[Stored items from a collection]
________________
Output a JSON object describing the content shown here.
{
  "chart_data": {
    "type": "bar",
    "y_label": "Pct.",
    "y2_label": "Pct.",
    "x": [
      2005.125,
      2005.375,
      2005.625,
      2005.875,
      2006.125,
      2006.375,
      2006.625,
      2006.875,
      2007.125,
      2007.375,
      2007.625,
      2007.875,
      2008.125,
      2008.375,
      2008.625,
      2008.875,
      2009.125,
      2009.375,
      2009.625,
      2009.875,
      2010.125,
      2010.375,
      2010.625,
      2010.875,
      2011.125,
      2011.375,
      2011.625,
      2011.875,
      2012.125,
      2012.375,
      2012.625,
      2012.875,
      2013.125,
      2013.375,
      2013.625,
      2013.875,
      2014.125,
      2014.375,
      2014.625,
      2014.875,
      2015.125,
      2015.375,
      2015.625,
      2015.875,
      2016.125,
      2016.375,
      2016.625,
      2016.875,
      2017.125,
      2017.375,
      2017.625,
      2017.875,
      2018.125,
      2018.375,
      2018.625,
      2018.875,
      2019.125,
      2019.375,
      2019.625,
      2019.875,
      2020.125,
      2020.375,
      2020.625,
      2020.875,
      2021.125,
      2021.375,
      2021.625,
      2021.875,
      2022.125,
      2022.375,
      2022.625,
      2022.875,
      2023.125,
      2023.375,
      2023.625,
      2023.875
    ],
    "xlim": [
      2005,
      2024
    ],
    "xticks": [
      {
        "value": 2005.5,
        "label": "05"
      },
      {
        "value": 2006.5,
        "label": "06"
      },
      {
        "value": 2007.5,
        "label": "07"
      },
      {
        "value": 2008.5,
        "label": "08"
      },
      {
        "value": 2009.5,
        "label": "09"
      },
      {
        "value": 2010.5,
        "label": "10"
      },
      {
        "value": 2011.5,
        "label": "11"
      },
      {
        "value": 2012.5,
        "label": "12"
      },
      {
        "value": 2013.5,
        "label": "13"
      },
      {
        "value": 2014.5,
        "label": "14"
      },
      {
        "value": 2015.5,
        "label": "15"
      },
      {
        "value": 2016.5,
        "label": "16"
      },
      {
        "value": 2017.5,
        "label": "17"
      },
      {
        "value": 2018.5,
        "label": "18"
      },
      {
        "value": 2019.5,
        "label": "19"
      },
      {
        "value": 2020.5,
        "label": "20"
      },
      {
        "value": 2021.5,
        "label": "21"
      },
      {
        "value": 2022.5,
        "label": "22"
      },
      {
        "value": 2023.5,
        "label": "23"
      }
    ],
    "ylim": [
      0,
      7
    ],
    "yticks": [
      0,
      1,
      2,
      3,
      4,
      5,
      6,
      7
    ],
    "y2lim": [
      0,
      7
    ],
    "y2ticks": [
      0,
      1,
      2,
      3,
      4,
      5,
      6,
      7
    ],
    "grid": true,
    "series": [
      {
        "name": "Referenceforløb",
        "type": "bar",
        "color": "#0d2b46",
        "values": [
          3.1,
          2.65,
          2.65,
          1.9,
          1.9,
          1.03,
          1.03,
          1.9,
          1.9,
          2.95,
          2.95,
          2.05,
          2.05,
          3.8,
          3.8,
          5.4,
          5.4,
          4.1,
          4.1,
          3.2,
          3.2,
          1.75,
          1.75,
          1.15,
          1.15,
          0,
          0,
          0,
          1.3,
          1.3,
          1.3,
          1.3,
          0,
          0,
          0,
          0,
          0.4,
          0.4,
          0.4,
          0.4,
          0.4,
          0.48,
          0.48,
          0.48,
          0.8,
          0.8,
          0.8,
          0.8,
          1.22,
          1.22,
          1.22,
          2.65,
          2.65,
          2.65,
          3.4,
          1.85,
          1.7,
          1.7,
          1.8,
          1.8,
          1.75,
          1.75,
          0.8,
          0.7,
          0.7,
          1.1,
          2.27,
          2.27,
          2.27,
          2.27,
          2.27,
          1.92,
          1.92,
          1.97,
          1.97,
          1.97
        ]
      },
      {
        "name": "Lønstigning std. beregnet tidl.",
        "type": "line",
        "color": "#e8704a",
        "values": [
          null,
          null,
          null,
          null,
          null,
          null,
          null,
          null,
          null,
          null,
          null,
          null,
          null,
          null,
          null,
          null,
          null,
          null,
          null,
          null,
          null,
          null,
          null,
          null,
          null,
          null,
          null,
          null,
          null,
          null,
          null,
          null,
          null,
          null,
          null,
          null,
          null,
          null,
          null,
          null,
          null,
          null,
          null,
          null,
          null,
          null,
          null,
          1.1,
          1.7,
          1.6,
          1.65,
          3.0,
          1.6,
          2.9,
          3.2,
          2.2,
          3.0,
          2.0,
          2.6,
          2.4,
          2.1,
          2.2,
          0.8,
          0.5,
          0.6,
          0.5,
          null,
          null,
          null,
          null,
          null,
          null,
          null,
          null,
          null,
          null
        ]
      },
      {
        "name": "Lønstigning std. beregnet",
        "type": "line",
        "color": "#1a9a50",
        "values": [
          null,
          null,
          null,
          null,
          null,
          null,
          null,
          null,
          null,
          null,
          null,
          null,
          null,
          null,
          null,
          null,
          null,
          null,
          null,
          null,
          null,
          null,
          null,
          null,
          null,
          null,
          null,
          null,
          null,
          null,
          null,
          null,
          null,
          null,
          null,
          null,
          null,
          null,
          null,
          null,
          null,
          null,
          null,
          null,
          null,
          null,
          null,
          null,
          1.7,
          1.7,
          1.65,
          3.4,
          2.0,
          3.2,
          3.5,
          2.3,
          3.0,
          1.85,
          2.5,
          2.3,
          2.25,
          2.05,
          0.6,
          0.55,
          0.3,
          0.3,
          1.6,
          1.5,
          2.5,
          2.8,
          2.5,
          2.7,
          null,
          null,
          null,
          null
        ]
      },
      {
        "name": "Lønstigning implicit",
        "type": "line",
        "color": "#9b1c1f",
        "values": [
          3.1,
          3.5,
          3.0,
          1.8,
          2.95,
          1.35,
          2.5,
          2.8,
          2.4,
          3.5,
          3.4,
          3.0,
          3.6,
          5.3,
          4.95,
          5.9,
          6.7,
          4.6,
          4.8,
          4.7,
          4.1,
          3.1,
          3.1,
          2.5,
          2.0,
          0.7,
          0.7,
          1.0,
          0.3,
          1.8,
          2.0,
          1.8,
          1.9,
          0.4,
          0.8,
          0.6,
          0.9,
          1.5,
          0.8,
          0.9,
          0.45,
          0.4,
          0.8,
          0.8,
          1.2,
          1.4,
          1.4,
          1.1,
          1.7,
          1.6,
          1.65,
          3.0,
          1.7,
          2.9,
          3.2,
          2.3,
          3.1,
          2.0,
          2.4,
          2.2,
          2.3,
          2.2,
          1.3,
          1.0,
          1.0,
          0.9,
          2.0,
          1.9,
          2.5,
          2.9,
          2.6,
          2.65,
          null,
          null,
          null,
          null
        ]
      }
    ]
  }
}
________________
*GOAL*:
Copy each line of the listing that contains the string "Lønstigning".

*RESPONSE BELOW*:
        "name": "Lønstigning std. beregnet tidl.",
        "name": "Lønstigning std. beregnet",
        "name": "Lønstigning implicit",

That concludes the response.